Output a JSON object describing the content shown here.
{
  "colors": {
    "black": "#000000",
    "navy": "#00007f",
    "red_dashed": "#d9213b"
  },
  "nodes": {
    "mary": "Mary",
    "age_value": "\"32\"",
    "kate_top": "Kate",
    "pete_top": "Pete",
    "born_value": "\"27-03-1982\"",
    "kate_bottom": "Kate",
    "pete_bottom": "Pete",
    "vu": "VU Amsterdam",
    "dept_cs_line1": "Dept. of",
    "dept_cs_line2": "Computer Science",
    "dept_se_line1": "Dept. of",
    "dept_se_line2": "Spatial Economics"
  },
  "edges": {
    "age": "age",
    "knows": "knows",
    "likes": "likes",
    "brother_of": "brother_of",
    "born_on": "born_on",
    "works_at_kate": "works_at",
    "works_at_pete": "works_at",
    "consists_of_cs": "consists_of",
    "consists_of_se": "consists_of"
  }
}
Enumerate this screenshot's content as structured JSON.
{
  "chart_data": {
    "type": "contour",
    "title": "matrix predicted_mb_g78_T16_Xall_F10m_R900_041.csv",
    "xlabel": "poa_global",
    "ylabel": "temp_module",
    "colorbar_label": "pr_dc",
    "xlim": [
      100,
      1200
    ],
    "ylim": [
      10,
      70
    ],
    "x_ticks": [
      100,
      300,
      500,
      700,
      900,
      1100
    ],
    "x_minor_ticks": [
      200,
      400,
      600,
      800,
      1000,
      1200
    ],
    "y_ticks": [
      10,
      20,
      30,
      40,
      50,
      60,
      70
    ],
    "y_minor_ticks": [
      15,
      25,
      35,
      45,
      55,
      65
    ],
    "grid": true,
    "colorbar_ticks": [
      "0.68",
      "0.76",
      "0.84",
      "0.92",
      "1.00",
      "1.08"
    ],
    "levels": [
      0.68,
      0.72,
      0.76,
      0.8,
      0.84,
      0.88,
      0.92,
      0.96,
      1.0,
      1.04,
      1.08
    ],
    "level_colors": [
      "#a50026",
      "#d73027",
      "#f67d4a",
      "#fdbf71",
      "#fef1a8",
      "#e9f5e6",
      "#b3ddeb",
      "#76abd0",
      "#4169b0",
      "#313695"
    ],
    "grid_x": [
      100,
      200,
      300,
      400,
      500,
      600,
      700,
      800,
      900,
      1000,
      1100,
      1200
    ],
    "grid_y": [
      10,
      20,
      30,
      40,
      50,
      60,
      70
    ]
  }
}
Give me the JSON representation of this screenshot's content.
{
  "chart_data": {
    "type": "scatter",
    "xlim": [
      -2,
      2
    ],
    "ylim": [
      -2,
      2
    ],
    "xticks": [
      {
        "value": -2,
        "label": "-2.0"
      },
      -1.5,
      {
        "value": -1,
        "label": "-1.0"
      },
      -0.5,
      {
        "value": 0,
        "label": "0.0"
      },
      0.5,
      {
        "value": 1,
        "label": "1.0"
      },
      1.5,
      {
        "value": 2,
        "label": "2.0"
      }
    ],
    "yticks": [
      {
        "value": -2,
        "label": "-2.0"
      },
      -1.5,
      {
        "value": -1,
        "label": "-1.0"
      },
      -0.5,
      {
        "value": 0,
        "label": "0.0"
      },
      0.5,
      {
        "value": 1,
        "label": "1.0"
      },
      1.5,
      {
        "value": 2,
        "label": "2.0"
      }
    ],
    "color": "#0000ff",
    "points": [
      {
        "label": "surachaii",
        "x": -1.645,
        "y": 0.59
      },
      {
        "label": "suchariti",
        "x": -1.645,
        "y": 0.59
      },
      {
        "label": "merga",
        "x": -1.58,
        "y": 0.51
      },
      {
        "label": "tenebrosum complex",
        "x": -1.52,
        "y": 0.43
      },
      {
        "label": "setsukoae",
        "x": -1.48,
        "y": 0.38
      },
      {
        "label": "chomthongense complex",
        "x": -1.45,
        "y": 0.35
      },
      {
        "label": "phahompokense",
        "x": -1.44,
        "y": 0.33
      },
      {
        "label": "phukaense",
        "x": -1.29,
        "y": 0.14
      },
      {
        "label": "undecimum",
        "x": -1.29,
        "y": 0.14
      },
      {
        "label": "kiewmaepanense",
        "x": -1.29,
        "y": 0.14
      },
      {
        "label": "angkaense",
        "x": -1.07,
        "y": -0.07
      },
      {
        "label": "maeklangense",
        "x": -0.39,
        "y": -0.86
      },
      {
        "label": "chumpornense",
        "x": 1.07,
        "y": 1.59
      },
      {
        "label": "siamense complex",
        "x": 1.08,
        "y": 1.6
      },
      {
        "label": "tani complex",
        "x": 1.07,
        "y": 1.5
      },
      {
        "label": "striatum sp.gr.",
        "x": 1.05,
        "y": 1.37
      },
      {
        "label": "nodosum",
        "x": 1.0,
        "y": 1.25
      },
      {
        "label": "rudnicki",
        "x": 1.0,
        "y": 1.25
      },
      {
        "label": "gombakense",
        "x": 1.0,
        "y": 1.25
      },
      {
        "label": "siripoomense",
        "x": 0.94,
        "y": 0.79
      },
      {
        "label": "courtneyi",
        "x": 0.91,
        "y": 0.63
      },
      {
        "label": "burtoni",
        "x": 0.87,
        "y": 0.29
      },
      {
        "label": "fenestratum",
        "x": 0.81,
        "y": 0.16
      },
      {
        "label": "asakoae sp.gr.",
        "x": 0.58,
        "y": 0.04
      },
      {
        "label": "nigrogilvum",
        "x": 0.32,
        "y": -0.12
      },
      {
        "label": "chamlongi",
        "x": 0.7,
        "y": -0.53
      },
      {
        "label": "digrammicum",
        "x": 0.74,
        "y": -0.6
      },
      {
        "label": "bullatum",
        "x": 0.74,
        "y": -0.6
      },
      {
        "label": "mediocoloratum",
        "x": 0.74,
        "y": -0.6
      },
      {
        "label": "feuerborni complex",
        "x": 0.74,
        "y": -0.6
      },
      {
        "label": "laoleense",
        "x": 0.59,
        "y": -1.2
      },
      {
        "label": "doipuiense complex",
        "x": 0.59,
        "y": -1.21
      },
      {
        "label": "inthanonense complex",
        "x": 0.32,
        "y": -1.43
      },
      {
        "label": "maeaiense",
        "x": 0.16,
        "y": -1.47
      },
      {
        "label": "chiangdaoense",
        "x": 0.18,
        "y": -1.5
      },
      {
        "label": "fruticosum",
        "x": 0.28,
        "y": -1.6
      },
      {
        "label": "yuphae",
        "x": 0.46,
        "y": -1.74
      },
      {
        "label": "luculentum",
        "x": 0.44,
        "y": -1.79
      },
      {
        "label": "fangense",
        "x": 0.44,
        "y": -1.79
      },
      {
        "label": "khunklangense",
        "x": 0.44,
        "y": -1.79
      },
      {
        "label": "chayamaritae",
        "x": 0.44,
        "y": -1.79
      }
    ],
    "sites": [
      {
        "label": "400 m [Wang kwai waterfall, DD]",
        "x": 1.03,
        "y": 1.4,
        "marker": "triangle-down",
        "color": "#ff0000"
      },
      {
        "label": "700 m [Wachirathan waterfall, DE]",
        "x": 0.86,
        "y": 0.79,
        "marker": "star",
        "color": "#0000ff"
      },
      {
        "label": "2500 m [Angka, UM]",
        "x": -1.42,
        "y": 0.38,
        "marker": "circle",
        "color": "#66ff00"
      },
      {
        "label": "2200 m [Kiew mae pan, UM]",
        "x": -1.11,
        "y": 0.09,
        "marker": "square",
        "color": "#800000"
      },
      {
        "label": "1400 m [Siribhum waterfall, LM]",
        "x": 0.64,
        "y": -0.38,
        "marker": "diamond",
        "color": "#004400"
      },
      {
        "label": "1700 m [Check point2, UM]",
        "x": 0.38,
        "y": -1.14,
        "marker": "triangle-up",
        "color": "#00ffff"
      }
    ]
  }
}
- - -
■ Exercise prompt
Write out the whole listing exactly.

■ Answer to the task
Output a JSON object describing the content shown here.
{
  "colors": {
    "black": "#000000",
    "navy": "#00007f",
    "red_dashed": "#d9213b"
  },
  "nodes": {
    "mary": "Mary",
    "age_value": "\"32\"",
    "kate_top": "Kate",
    "pete_top": "Pete",
    "born_value": "\"27-03-1982\"",
    "kate_bottom": "Kate",
    "pete_bottom": "Pete",
    "vu": "VU Amsterdam",
    "dept_cs_line1": "Dept. of",
    "dept_cs_line2": "Computer Science",
    "dept_se_line1": "Dept. of",
    "dept_se_line2": "Spatial Economics"
  },
  "edges": {
    "age": "age",
    "knows": "knows",
    "likes": "likes",
    "brother_of": "brother_of",
    "born_on": "born_on",
    "works_at_kate": "works_at",
    "works_at_pete": "works_at",
    "consists_of_cs": "consists_of",
    "consists_of_se": "consists_of"
  }
}
Enumerate this screenshot's content as structured JSON.
{
  "chart_data": {
    "type": "contour",
    "title": "matrix predicted_mb_g78_T16_Xall_F10m_R900_041.csv",
    "xlabel": "poa_global",
    "ylabel": "temp_module",
    "colorbar_label": "pr_dc",
    "xlim": [
      100,
      1200
    ],
    "ylim": [
      10,
      70
    ],
    "x_ticks": [
      100,
      300,
      500,
      700,
      900,
      1100
    ],
    "x_minor_ticks": [
      200,
      400,
      600,
      800,
      1000,
      1200
    ],
    "y_ticks": [
      10,
      20,
      30,
      40,
      50,
      60,
      70
    ],
    "y_minor_ticks": [
      15,
      25,
      35,
      45,
      55,
      65
    ],
    "grid": true,
    "colorbar_ticks": [
      "0.68",
      "0.76",
      "0.84",
      "0.92",
      "1.00",
      "1.08"
    ],
    "levels": [
      0.68,
      0.72,
      0.76,
      0.8,
      0.84,
      0.88,
      0.92,
      0.96,
      1.0,
      1.04,
      1.08
    ],
    "level_colors": [
      "#a50026",
      "#d73027",
      "#f67d4a",
      "#fdbf71",
      "#fef1a8",
      "#e9f5e6",
      "#b3ddeb",
      "#76abd0",
      "#4169b0",
      "#313695"
    ],
    "grid_x": [
      100,
      200,
      300,
      400,
      500,
      600,
      700,
      800,
      900,
      1000,
      1100,
      1200
    ],
    "grid_y": [
      10,
      20,
      30,
      40,
      50,
      60,
      70
    ]
  }
}
Give me the JSON representation of this screenshot's content.
{
  "chart_data": {
    "type": "scatter",
    "xlim": [
      -2,
      2
    ],
    "ylim": [
      -2,
      2
    ],
    "xticks": [
      {
        "value": -2,
        "label": "-2.0"
      },
      -1.5,
      {
        "value": -1,
        "label": "-1.0"
      },
      -0.5,
      {
        "value": 0,
        "label": "0.0"
      },
      0.5,
      {
        "value": 1,
        "label": "1.0"
      },
      1.5,
      {
        "value": 2,
        "label": "2.0"
      }
    ],
    "yticks": [
      {
        "value": -2,
        "label": "-2.0"
      },
      -1.5,
      {
        "value": -1,
        "label": "-1.0"
      },
      -0.5,
      {
        "value": 0,
        "label": "0.0"
      },
      0.5,
      {
        "value": 1,
        "label": "1.0"
      },
      1.5,
      {
        "value": 2,
        "label": "2.0"
      }
    ],
    "color": "#0000ff",
    "points": [
      {
        "label": "surachaii",
        "x": -1.645,
        "y": 0.59
      },
      {
        "label": "suchariti",
        "x": -1.645,
        "y": 0.59
      },
      {
        "label": "merga",
        "x": -1.58,
        "y": 0.51
      },
      {
        "label": "tenebrosum complex",
        "x": -1.52,
        "y": 0.43
      },
      {
        "label": "setsukoae",
        "x": -1.48,
        "y": 0.38
      },
      {
        "label": "chomthongense complex",
        "x": -1.45,
        "y": 0.35
      },
      {
        "label": "phahompokense",
        "x": -1.44,
        "y": 0.33
      },
      {
        "label": "phukaense",
        "x": -1.29,
        "y": 0.14
      },
      {
        "label": "undecimum",
        "x": -1.29,
        "y": 0.14
      },
      {
        "label": "kiewmaepanense",
        "x": -1.29,
        "y": 0.14
      },
      {
        "label": "angkaense",
        "x": -1.07,
        "y": -0.07
      },
      {
        "label": "maeklangense",
        "x": -0.39,
        "y": -0.86
      },
      {
        "label": "chumpornense",
        "x": 1.07,
        "y": 1.59
      },
      {
        "label": "siamense complex",
        "x": 1.08,
        "y": 1.6
      },
      {
        "label": "tani complex",
        "x": 1.07,
        "y": 1.5
      },
      {
        "label": "striatum sp.gr.",
        "x": 1.05,
        "y": 1.37
      },
      {
        "label": "nodosum",
        "x": 1.0,
        "y": 1.25
      },
      {
        "label": "rudnicki",
        "x": 1.0,
        "y": 1.25
      },
      {
        "label": "gombakense",
        "x": 1.0,
        "y": 1.25
      },
      {
        "label": "siripoomense",
        "x": 0.94,
        "y": 0.79
      },
      {
        "label": "courtneyi",
        "x": 0.91,
        "y": 0.63
      },
      {
        "label": "burtoni",
        "x": 0.87,
        "y": 0.29
      },
      {
        "label": "fenestratum",
        "x": 0.81,
        "y": 0.16
      },
      {
        "label": "asakoae sp.gr.",
        "x": 0.58,
        "y": 0.04
      },
      {
        "label": "nigrogilvum",
        "x": 0.32,
        "y": -0.12
      },
      {
        "label": "chamlongi",
        "x": 0.7,
        "y": -0.53
      },
      {
        "label": "digrammicum",
        "x": 0.74,
        "y": -0.6
      },
      {
        "label": "bullatum",
        "x": 0.74,
        "y": -0.6
      },
      {
        "label": "mediocoloratum",
        "x": 0.74,
        "y": -0.6
      },
      {
        "label": "feuerborni complex",
        "x": 0.74,
        "y": -0.6
      },
      {
        "label": "laoleense",
        "x": 0.59,
        "y": -1.2
      },
      {
        "label": "doipuiense complex",
        "x": 0.59,
        "y": -1.21
      },
      {
        "label": "inthanonense complex",
        "x": 0.32,
        "y": -1.43
      },
      {
        "label": "maeaiense",
        "x": 0.16,
        "y": -1.47
      },
      {
        "label": "chiangdaoense",
        "x": 0.18,
        "y": -1.5
      },
      {
        "label": "fruticosum",
        "x": 0.28,
        "y": -1.6
      },
      {
        "label": "yuphae",
        "x": 0.46,
        "y": -1.74
      },
      {
        "label": "luculentum",
        "x": 0.44,
        "y": -1.79
      },
      {
        "label": "fangense",
        "x": 0.44,
        "y": -1.79
      },
      {
        "label": "khunklangense",
        "x": 0.44,
        "y": -1.79
      },
      {
        "label": "chayamaritae",
        "x": 0.44,
        "y": -1.79
      }
    ],
    "sites": [
      {
        "label": "400 m [Wang kwai waterfall, DD]",
        "x": 1.03,
        "y": 1.4,
        "marker": "triangle-down",
        "color": "#ff0000"
      },
      {
        "label": "700 m [Wachirathan waterfall, DE]",
        "x": 0.86,
        "y": 0.79,
        "marker": "star",
        "color": "#0000ff"
      },
      {
        "label": "2500 m [Angka, UM]",
        "x": -1.42,
        "y": 0.38,
        "marker": "circle",
        "color": "#66ff00"
      },
      {
        "label": "2200 m [Kiew mae pan, UM]",
        "x": -1.11,
        "y": 0.09,
        "marker": "square",
        "color": "#800000"
      },
      {
        "label": "1400 m [Siribhum waterfall, LM]",
        "x": 0.64,
        "y": -0.38,
        "marker": "diamond",
        "color": "#004400"
      },
      {
        "label": "1700 m [Check point2, UM]",
        "x": 0.38,
        "y": -1.14,
        "marker": "triangle-up",
        "color": "#00ffff"
      }
    ]
  }
}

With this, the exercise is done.